#### [Instruction]
Will you output all of the data below exactly, omitting the images?
>> Begin Data for this task
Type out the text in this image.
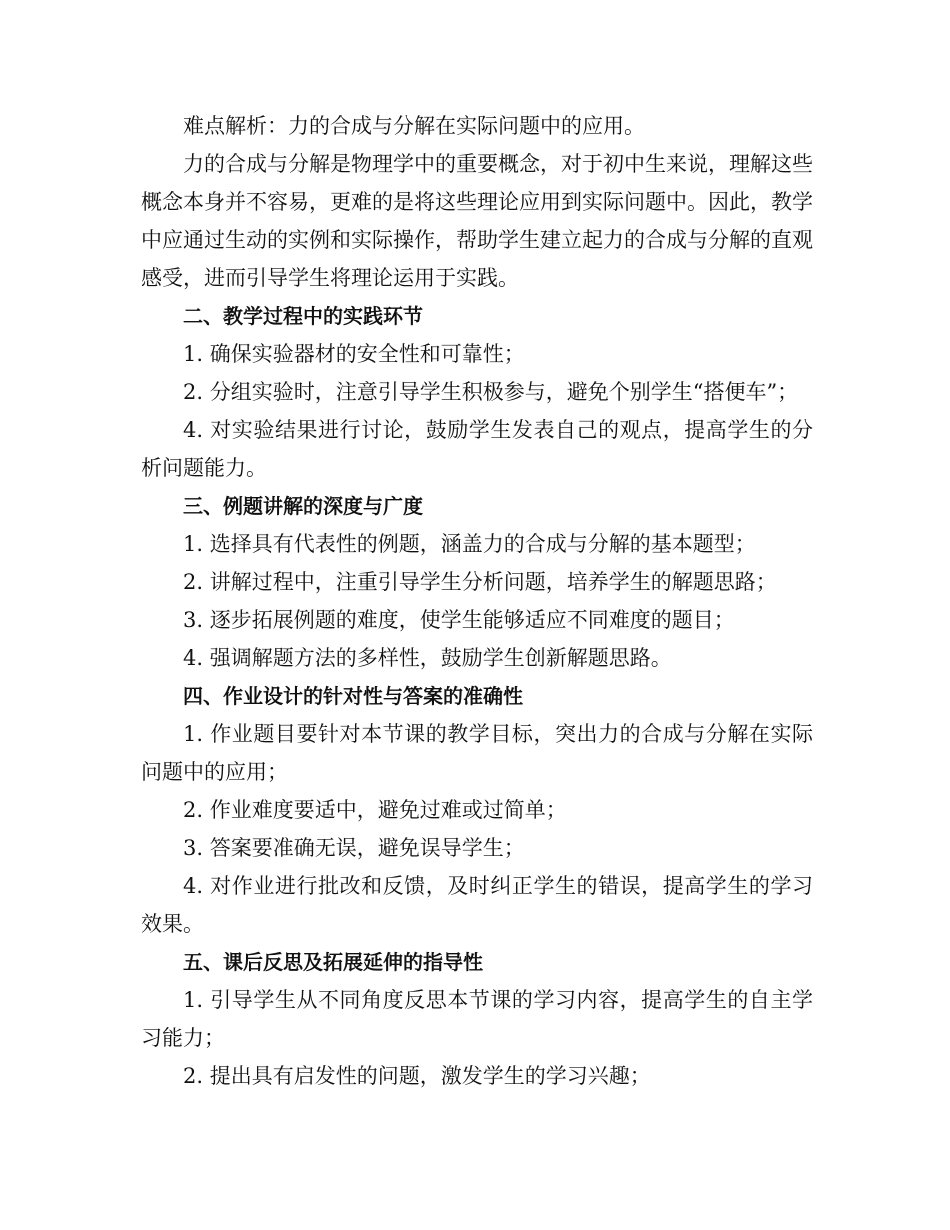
难点解析：力的合成与分解在实际问题中的应用。

力的合成与分解是物理学中的重要概念，对于初中生来说，理解这些概念本身并不容易，更难的是将这些理论应用到实际问题中。因此，教学中应通过生动的实例和实际操作，帮助学生建立起力的合成与分解的直观感受，进而引导学生将理论运用于实践。

二、教学过程中的实践环节

1. 确保实验器材的安全性和可靠性；

2. 分组实验时，注意引导学生积极参与，避免个别学生“搭便车”；

4. 对实验结果进行讨论，鼓励学生发表自己的观点，提高学生的分析问题能力。

三、例题讲解的深度与广度

1. 选择具有代表性的例题，涵盖力的合成与分解的基本题型；

2. 讲解过程中，注重引导学生分析问题，培养学生的解题思路；

3. 逐步拓展例题的难度，使学生能够适应不同难度的题目；

4. 强调解题方法的多样性，鼓励学生创新解题思路。

四、作业设计的针对性与答案的准确性

1. 作业题目要针对本节课的教学目标，突出力的合成与分解在实际问题中的应用；

2. 作业难度要适中，避免过难或过简单；

3. 答案要准确无误，避免误导学生；

4. 对作业进行批改和反馈，及时纠正学生的错误，提高学生的学习效果。

五、课后反思及拓展延伸的指导性

1. 引导学生从不同角度反思本节课的学习内容，提高学生的自主学习能力；

2. 提出具有启发性的问题，激发学生的学习兴趣；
>> End Data for this task
#### [Full response]
Type out the text in this image.
难点解析：力的合成与分解在实际问题中的应用。

力的合成与分解是物理学中的重要概念，对于初中生来说，理解这些概念本身并不容易，更难的是将这些理论应用到实际问题中。因此，教学中应通过生动的实例和实际操作，帮助学生建立起力的合成与分解的直观感受，进而引导学生将理论运用于实践。

二、教学过程中的实践环节

1. 确保实验器材的安全性和可靠性；

2. 分组实验时，注意引导学生积极参与，避免个别学生“搭便车”；

4. 对实验结果进行讨论，鼓励学生发表自己的观点，提高学生的分析问题能力。

三、例题讲解的深度与广度

1. 选择具有代表性的例题，涵盖力的合成与分解的基本题型；

2. 讲解过程中，注重引导学生分析问题，培养学生的解题思路；

3. 逐步拓展例题的难度，使学生能够适应不同难度的题目；

4. 强调解题方法的多样性，鼓励学生创新解题思路。

四、作业设计的针对性与答案的准确性

1. 作业题目要针对本节课的教学目标，突出力的合成与分解在实际问题中的应用；

2. 作业难度要适中，避免过难或过简单；

3. 答案要准确无误，避免误导学生；

4. 对作业进行批改和反馈，及时纠正学生的错误，提高学生的学习效果。

五、课后反思及拓展延伸的指导性

1. 引导学生从不同角度反思本节课的学习内容，提高学生的自主学习能力；

2. 提出具有启发性的问题，激发学生的学习兴趣；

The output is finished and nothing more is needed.